Below are the entries; count the lines in them that contain the word "text" and give only the number.
= = =
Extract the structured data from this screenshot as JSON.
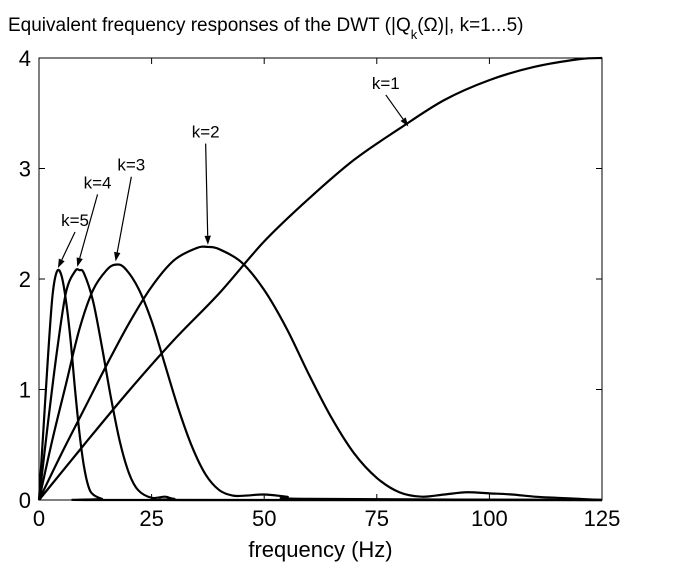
{
  "chart_data": {
    "type": "line",
    "title_parts": {
      "pre": "Equivalent frequency responses of the DWT (|Q",
      "sub": "k",
      "post": "(Ω)|, k=1...5)"
    },
    "xlabel": "frequency (Hz)",
    "ylabel": "",
    "xlim": [
      0,
      125
    ],
    "ylim": [
      0,
      4
    ],
    "xticks": [
      0,
      25,
      50,
      75,
      100,
      125
    ],
    "yticks": [
      0,
      1,
      2,
      3,
      4
    ],
    "grid": false,
    "series": [
      {
        "name": "k=1",
        "x": [
          0,
          10,
          20,
          30,
          40,
          50,
          60,
          70,
          80,
          90,
          100,
          110,
          120,
          125
        ],
        "y": [
          0,
          0.5,
          0.99,
          1.45,
          1.87,
          2.34,
          2.73,
          3.08,
          3.36,
          3.62,
          3.8,
          3.92,
          3.99,
          4.0
        ]
      },
      {
        "name": "k=2",
        "x": [
          0,
          5,
          10,
          15,
          20,
          25,
          30,
          35,
          37.5,
          40,
          45,
          50,
          55,
          60,
          65,
          70,
          75,
          80,
          85,
          90,
          95,
          100,
          105,
          110,
          115,
          120,
          125
        ],
        "y": [
          0,
          0.42,
          0.82,
          1.22,
          1.6,
          1.93,
          2.17,
          2.28,
          2.29,
          2.27,
          2.15,
          1.9,
          1.55,
          1.13,
          0.74,
          0.42,
          0.2,
          0.07,
          0.03,
          0.05,
          0.07,
          0.06,
          0.05,
          0.03,
          0.02,
          0.01,
          0
        ]
      },
      {
        "name": "k=3",
        "x": [
          0,
          3,
          6,
          9,
          12,
          15,
          17,
          19,
          22,
          25,
          28,
          31,
          34,
          37,
          40,
          43,
          46,
          50,
          55,
          60,
          125
        ],
        "y": [
          0,
          0.55,
          1.05,
          1.55,
          1.9,
          2.08,
          2.13,
          2.1,
          1.92,
          1.62,
          1.22,
          0.82,
          0.48,
          0.23,
          0.09,
          0.04,
          0.04,
          0.05,
          0.03,
          0.01,
          0
        ]
      },
      {
        "name": "k=4",
        "x": [
          0,
          2,
          4,
          6,
          8,
          9,
          10,
          12,
          14,
          16,
          18,
          20,
          22,
          25,
          28,
          30,
          35,
          125
        ],
        "y": [
          0,
          0.7,
          1.35,
          1.88,
          2.07,
          2.08,
          2.05,
          1.8,
          1.38,
          0.92,
          0.52,
          0.24,
          0.09,
          0.02,
          0.03,
          0.01,
          0,
          0
        ]
      },
      {
        "name": "k=5",
        "x": [
          0,
          1,
          2,
          3,
          4,
          5,
          6,
          7,
          8,
          9,
          10,
          11,
          12,
          14,
          16,
          125
        ],
        "y": [
          0,
          0.65,
          1.3,
          1.85,
          2.07,
          2.03,
          1.8,
          1.45,
          1.0,
          0.6,
          0.3,
          0.12,
          0.05,
          0.01,
          0,
          0
        ]
      }
    ],
    "annotations": [
      {
        "text": "k=1",
        "label_at": [
          77,
          3.72
        ],
        "arrow_to": [
          82,
          3.38
        ]
      },
      {
        "text": "k=2",
        "label_at": [
          37,
          3.28
        ],
        "arrow_to": [
          37.5,
          2.31
        ]
      },
      {
        "text": "k=3",
        "label_at": [
          20.5,
          2.98
        ],
        "arrow_to": [
          17,
          2.16
        ]
      },
      {
        "text": "k=4",
        "label_at": [
          13,
          2.82
        ],
        "arrow_to": [
          8.5,
          2.11
        ]
      },
      {
        "text": "k=5",
        "label_at": [
          8,
          2.48
        ],
        "arrow_to": [
          4.2,
          2.1
        ]
      }
    ]
  }
}
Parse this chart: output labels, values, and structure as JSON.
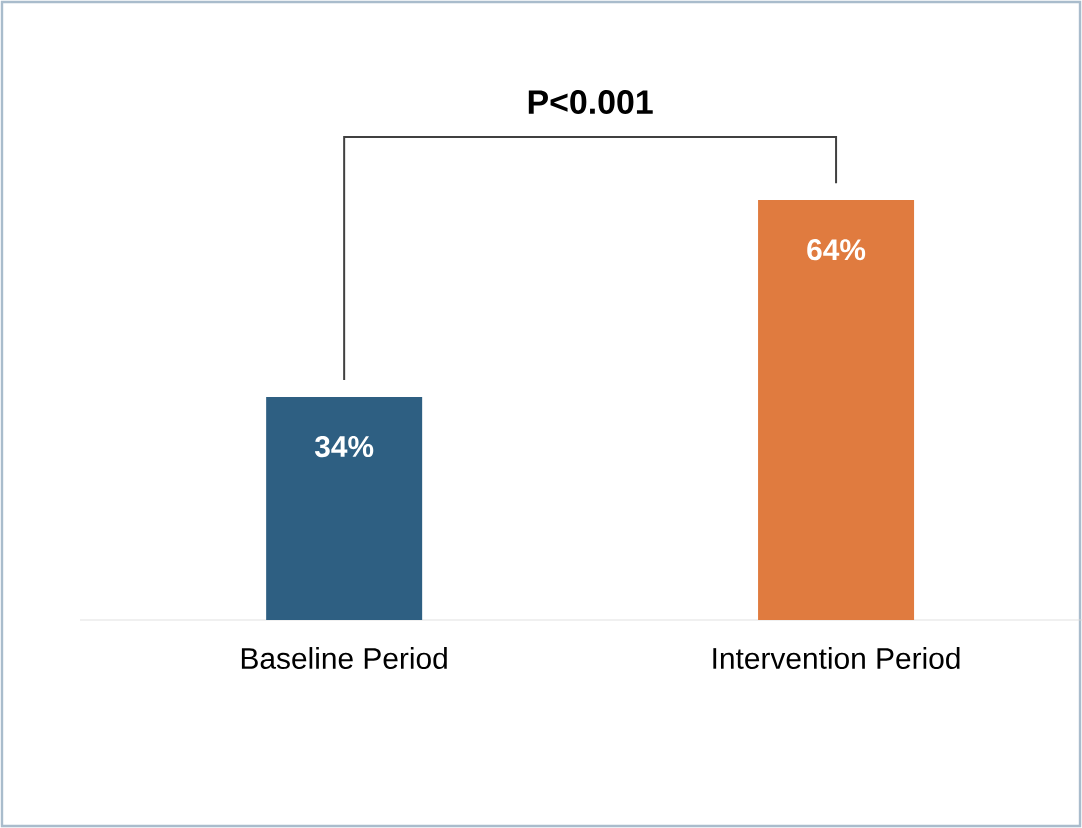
{
  "chart_data": {
    "type": "bar",
    "categories": [
      "Baseline Period",
      "Intervention Period"
    ],
    "colors": [
      "#2e5f82",
      "#e07b3f"
    ],
    "values": [
      34,
      64
    ],
    "value_labels": [
      "34%",
      "64%"
    ],
    "annotations": [
      "P<0.001"
    ]
  }
}
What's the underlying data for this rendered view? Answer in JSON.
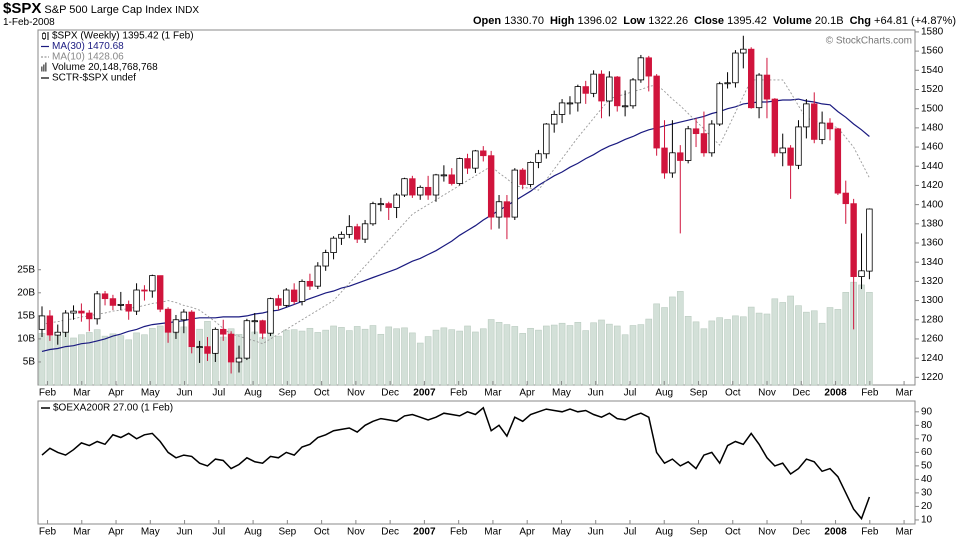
{
  "header": {
    "symbol": "$SPX",
    "name": "S&P 500 Large Cap Index",
    "exchange": "INDX",
    "date": "1-Feb-2008",
    "quote": [
      {
        "label": "Open",
        "value": "1330.70"
      },
      {
        "label": "High",
        "value": "1396.02"
      },
      {
        "label": "Low",
        "value": "1322.26"
      },
      {
        "label": "Close",
        "value": "1395.42"
      },
      {
        "label": "Volume",
        "value": "20.1B"
      },
      {
        "label": "Chg",
        "value": "+64.81 (+4.87%)"
      }
    ],
    "credit": "© StockCharts.com"
  },
  "chart_data": [
    {
      "type": "candlestick",
      "name": "$SPX (Weekly) 1395.42 (1 Feb)",
      "up_color": "#ffffff",
      "down_color": "#d0143c",
      "x_labels": [
        "Feb",
        "Mar",
        "Apr",
        "May",
        "Jun",
        "Jul",
        "Aug",
        "Sep",
        "Oct",
        "Nov",
        "Dec",
        "2007",
        "Feb",
        "Mar",
        "Apr",
        "May",
        "Jun",
        "Jul",
        "Aug",
        "Sep",
        "Oct",
        "Nov",
        "Dec",
        "2008",
        "Feb",
        "Mar"
      ],
      "ylim": [
        1212,
        1582
      ],
      "yticks": [
        1220,
        1240,
        1260,
        1280,
        1300,
        1320,
        1340,
        1360,
        1380,
        1400,
        1420,
        1440,
        1460,
        1480,
        1500,
        1520,
        1540,
        1560,
        1580
      ],
      "open": [
        1270,
        1284,
        1264,
        1267,
        1287,
        1289,
        1287,
        1281,
        1307,
        1302,
        1295,
        1296,
        1289,
        1311,
        1310,
        1326,
        1291,
        1267,
        1280,
        1288,
        1252,
        1252,
        1245,
        1270,
        1265,
        1236,
        1240,
        1279,
        1279,
        1266,
        1302,
        1295,
        1311,
        1299,
        1320,
        1315,
        1336,
        1350,
        1365,
        1369,
        1377,
        1364,
        1380,
        1401,
        1401,
        1397,
        1410,
        1427,
        1410,
        1418,
        1410,
        1431,
        1431,
        1422,
        1448,
        1438,
        1456,
        1451,
        1387,
        1403,
        1387,
        1436,
        1421,
        1444,
        1453,
        1484,
        1494,
        1506,
        1506,
        1523,
        1516,
        1536,
        1508,
        1533,
        1503,
        1503,
        1530,
        1553,
        1534,
        1459,
        1433,
        1454,
        1446,
        1479,
        1474,
        1454,
        1484,
        1526,
        1527,
        1558,
        1562,
        1501,
        1535,
        1510,
        1454,
        1459,
        1441,
        1481,
        1505,
        1468,
        1485,
        1479,
        1412,
        1401,
        1325,
        1330.7
      ],
      "high": [
        1294,
        1290,
        1275,
        1290,
        1295,
        1297,
        1290,
        1310,
        1310,
        1306,
        1309,
        1300,
        1318,
        1316,
        1327,
        1326,
        1293,
        1285,
        1291,
        1290,
        1258,
        1262,
        1272,
        1280,
        1268,
        1253,
        1281,
        1287,
        1280,
        1303,
        1306,
        1313,
        1318,
        1322,
        1328,
        1340,
        1353,
        1367,
        1372,
        1389,
        1380,
        1384,
        1403,
        1407,
        1403,
        1412,
        1428,
        1430,
        1420,
        1430,
        1432,
        1441,
        1438,
        1449,
        1453,
        1457,
        1461,
        1456,
        1410,
        1410,
        1438,
        1438,
        1445,
        1457,
        1485,
        1498,
        1510,
        1513,
        1525,
        1529,
        1540,
        1540,
        1539,
        1534,
        1519,
        1532,
        1556,
        1555,
        1536,
        1488,
        1488,
        1462,
        1482,
        1490,
        1497,
        1488,
        1528,
        1538,
        1561,
        1576,
        1564,
        1537,
        1553,
        1511,
        1474,
        1462,
        1488,
        1510,
        1517,
        1497,
        1490,
        1480,
        1425,
        1406,
        1370,
        1396.02
      ],
      "low": [
        1262,
        1258,
        1254,
        1262,
        1280,
        1278,
        1268,
        1275,
        1295,
        1290,
        1290,
        1280,
        1285,
        1300,
        1303,
        1288,
        1256,
        1260,
        1266,
        1245,
        1235,
        1237,
        1236,
        1258,
        1224,
        1225,
        1238,
        1265,
        1260,
        1263,
        1290,
        1293,
        1296,
        1295,
        1311,
        1312,
        1331,
        1343,
        1358,
        1365,
        1360,
        1360,
        1378,
        1393,
        1384,
        1386,
        1408,
        1407,
        1405,
        1405,
        1403,
        1424,
        1420,
        1420,
        1432,
        1433,
        1445,
        1374,
        1375,
        1364,
        1384,
        1416,
        1418,
        1438,
        1448,
        1475,
        1485,
        1494,
        1497,
        1505,
        1512,
        1490,
        1492,
        1497,
        1492,
        1500,
        1527,
        1518,
        1451,
        1427,
        1428,
        1370,
        1443,
        1460,
        1450,
        1450,
        1482,
        1521,
        1522,
        1542,
        1500,
        1490,
        1490,
        1450,
        1440,
        1406,
        1437,
        1469,
        1464,
        1463,
        1467,
        1410,
        1380,
        1270,
        1312,
        1322.26
      ],
      "close": [
        1284,
        1264,
        1267,
        1287,
        1289,
        1287,
        1281,
        1307,
        1302,
        1295,
        1296,
        1289,
        1311,
        1310,
        1326,
        1291,
        1267,
        1280,
        1288,
        1252,
        1252,
        1245,
        1270,
        1265,
        1236,
        1240,
        1279,
        1279,
        1266,
        1302,
        1295,
        1311,
        1299,
        1320,
        1315,
        1336,
        1350,
        1365,
        1369,
        1377,
        1364,
        1380,
        1401,
        1401,
        1397,
        1410,
        1427,
        1410,
        1418,
        1410,
        1431,
        1431,
        1422,
        1448,
        1438,
        1456,
        1451,
        1387,
        1403,
        1387,
        1436,
        1421,
        1444,
        1453,
        1484,
        1494,
        1506,
        1506,
        1523,
        1516,
        1536,
        1508,
        1533,
        1503,
        1503,
        1530,
        1553,
        1534,
        1459,
        1433,
        1454,
        1446,
        1479,
        1474,
        1454,
        1484,
        1526,
        1527,
        1558,
        1562,
        1501,
        1535,
        1510,
        1454,
        1459,
        1441,
        1481,
        1505,
        1468,
        1485,
        1479,
        1412,
        1401,
        1325,
        1331,
        1395.42
      ],
      "series": [
        {
          "name": "MA(30) 1470.68",
          "color": "#1a1a80",
          "dashed": false,
          "values": [
            1247,
            1249,
            1250,
            1252,
            1253,
            1255,
            1256,
            1258,
            1260,
            1263,
            1265,
            1268,
            1270,
            1273,
            1275,
            1276,
            1277,
            1278,
            1279,
            1281,
            1282,
            1282,
            1282,
            1283,
            1283,
            1283,
            1284,
            1286,
            1287,
            1289,
            1290,
            1293,
            1296,
            1299,
            1302,
            1305,
            1308,
            1310,
            1313,
            1315,
            1318,
            1321,
            1324,
            1327,
            1330,
            1333,
            1337,
            1341,
            1344,
            1348,
            1352,
            1357,
            1362,
            1368,
            1373,
            1378,
            1384,
            1389,
            1394,
            1399,
            1404,
            1409,
            1414,
            1420,
            1425,
            1430,
            1434,
            1439,
            1443,
            1448,
            1452,
            1457,
            1461,
            1464,
            1468,
            1471,
            1475,
            1478,
            1480,
            1482,
            1484,
            1486,
            1488,
            1490,
            1492,
            1495,
            1497,
            1500,
            1502,
            1505,
            1506,
            1507,
            1507,
            1508,
            1509,
            1509,
            1510,
            1508,
            1507,
            1505,
            1504,
            1497,
            1491,
            1484,
            1478,
            1471
          ]
        },
        {
          "name": "MA(10) 1428.06",
          "color": "#999999",
          "dashed": true,
          "values": [
            1275,
            1277,
            1278,
            1280,
            1281,
            1283,
            1284,
            1286,
            1287,
            1289,
            1290,
            1292,
            1293,
            1295,
            1297,
            1298,
            1300,
            1298,
            1295,
            1293,
            1290,
            1284,
            1278,
            1271,
            1265,
            1263,
            1260,
            1258,
            1255,
            1260,
            1265,
            1270,
            1275,
            1280,
            1285,
            1290,
            1295,
            1300,
            1309,
            1318,
            1327,
            1336,
            1345,
            1354,
            1363,
            1372,
            1381,
            1390,
            1395,
            1400,
            1405,
            1410,
            1415,
            1420,
            1425,
            1430,
            1435,
            1440,
            1433,
            1427,
            1420,
            1418,
            1417,
            1415,
            1426,
            1437,
            1448,
            1459,
            1470,
            1480,
            1490,
            1500,
            1510,
            1513,
            1515,
            1518,
            1520,
            1523,
            1525,
            1518,
            1510,
            1503,
            1495,
            1487,
            1479,
            1470,
            1462,
            1479,
            1496,
            1513,
            1530,
            1530,
            1530,
            1530,
            1530,
            1517,
            1503,
            1490,
            1488,
            1485,
            1483,
            1480,
            1470,
            1460,
            1444,
            1428
          ]
        }
      ],
      "volume": {
        "name": "Volume 20,148,768,768",
        "color": "#d3e0d8",
        "ylim": [
          0,
          77
        ],
        "yticks": [
          {
            "value": 5,
            "label": "5B"
          },
          {
            "value": 10,
            "label": "10B"
          },
          {
            "value": 15,
            "label": "15B"
          },
          {
            "value": 20,
            "label": "20B"
          },
          {
            "value": 25,
            "label": "25B"
          }
        ],
        "values": [
          11.2,
          10.5,
          10.8,
          11.5,
          10.2,
          10.9,
          11.4,
          12.0,
          10.6,
          11.1,
          10.7,
          9.8,
          11.3,
          10.9,
          12.3,
          12.8,
          13.5,
          11.2,
          12.6,
          12.9,
          12.1,
          13.8,
          11.6,
          10.4,
          12.2,
          11.0,
          12.4,
          11.5,
          10.3,
          11.8,
          10.6,
          11.9,
          12.0,
          11.7,
          12.3,
          11.4,
          11.9,
          12.8,
          12.5,
          11.8,
          12.7,
          12.1,
          12.9,
          11.0,
          12.6,
          12.2,
          12.4,
          11.3,
          9.1,
          10.5,
          11.9,
          12.4,
          12.0,
          11.7,
          12.8,
          11.5,
          12.2,
          14.2,
          13.6,
          13.1,
          12.7,
          11.2,
          12.3,
          11.9,
          12.8,
          13.0,
          13.4,
          12.9,
          13.6,
          11.8,
          13.5,
          14.1,
          13.2,
          12.8,
          10.9,
          12.9,
          13.1,
          14.3,
          17.6,
          16.8,
          19.1,
          20.3,
          14.9,
          13.7,
          12.2,
          13.9,
          14.6,
          14.2,
          15.0,
          14.8,
          16.9,
          15.6,
          15.4,
          18.7,
          17.9,
          19.3,
          17.2,
          15.8,
          16.1,
          13.4,
          16.8,
          16.4,
          20.1,
          22.3,
          21.7,
          20.1
        ]
      },
      "notes": [
        "SCTR-$SPX undef"
      ]
    },
    {
      "type": "line",
      "name": "$OEXA200R 27.00 (1 Feb)",
      "color": "#000000",
      "ylim": [
        7,
        98
      ],
      "yticks": [
        10,
        20,
        30,
        40,
        50,
        60,
        70,
        80,
        90
      ],
      "values": [
        58,
        63,
        60,
        58,
        62,
        67,
        65,
        68,
        66,
        73,
        71,
        74,
        70,
        73,
        74,
        68,
        60,
        56,
        58,
        57,
        52,
        50,
        55,
        54,
        48,
        51,
        56,
        53,
        52,
        57,
        56,
        60,
        58,
        64,
        66,
        71,
        73,
        76,
        77,
        78,
        75,
        80,
        83,
        85,
        84,
        83,
        87,
        88,
        86,
        84,
        86,
        89,
        88,
        87,
        90,
        88,
        93,
        76,
        80,
        72,
        86,
        83,
        88,
        90,
        92,
        91,
        90,
        92,
        90,
        91,
        88,
        86,
        89,
        85,
        84,
        87,
        89,
        86,
        60,
        52,
        55,
        50,
        53,
        48,
        58,
        60,
        52,
        65,
        68,
        66,
        74,
        66,
        56,
        50,
        52,
        44,
        48,
        55,
        53,
        46,
        48,
        42,
        30,
        18,
        11,
        27
      ]
    }
  ]
}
= = =
Response:
5